── Input for this task ──

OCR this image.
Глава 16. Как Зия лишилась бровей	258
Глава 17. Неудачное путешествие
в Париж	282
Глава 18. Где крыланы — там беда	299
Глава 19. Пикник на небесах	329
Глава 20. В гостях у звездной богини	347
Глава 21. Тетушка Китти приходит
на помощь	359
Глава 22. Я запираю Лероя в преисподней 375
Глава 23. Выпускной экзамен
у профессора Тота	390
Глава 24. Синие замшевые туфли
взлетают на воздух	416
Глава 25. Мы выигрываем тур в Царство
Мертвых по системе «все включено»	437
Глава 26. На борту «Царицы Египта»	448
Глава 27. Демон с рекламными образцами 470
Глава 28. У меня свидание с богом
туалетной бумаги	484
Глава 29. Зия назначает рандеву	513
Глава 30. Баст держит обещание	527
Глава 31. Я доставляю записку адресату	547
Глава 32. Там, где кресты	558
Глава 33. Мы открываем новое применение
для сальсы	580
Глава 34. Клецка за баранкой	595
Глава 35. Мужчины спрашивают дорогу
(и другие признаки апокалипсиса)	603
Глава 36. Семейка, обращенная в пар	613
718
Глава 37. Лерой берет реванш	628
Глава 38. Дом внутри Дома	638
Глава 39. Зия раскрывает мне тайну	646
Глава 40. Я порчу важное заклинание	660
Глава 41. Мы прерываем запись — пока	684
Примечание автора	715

───

Using the listing above, retype each line exactly.

OCR this image.
Глава 16. Как Зия лишилась бровей	258
Глава 17. Неудачное путешествие
в Париж	282
Глава 18. Где крыланы — там беда	299
Глава 19. Пикник на небесах	329
Глава 20. В гостях у звездной богини	347
Глава 21. Тетушка Китти приходит
на помощь	359
Глава 22. Я запираю Лероя в преисподней 375
Глава 23. Выпускной экзамен
у профессора Тота	390
Глава 24. Синие замшевые туфли
взлетают на воздух	416
Глава 25. Мы выигрываем тур в Царство
Мертвых по системе «все включено»	437
Глава 26. На борту «Царицы Египта»	448
Глава 27. Демон с рекламными образцами 470
Глава 28. У меня свидание с богом
туалетной бумаги	484
Глава 29. Зия назначает рандеву	513
Глава 30. Баст держит обещание	527
Глава 31. Я доставляю записку адресату	547
Глава 32. Там, где кресты	558
Глава 33. Мы открываем новое применение
для сальсы	580
Глава 34. Клецка за баранкой	595
Глава 35. Мужчины спрашивают дорогу
(и другие признаки апокалипсиса)	603
Глава 36. Семейка, обращенная в пар	613
718
Глава 37. Лерой берет реванш	628
Глава 38. Дом внутри Дома	638
Глава 39. Зия раскрывает мне тайну	646
Глава 40. Я порчу важное заклинание	660
Глава 41. Мы прерываем запись — пока	684
Примечание автора	715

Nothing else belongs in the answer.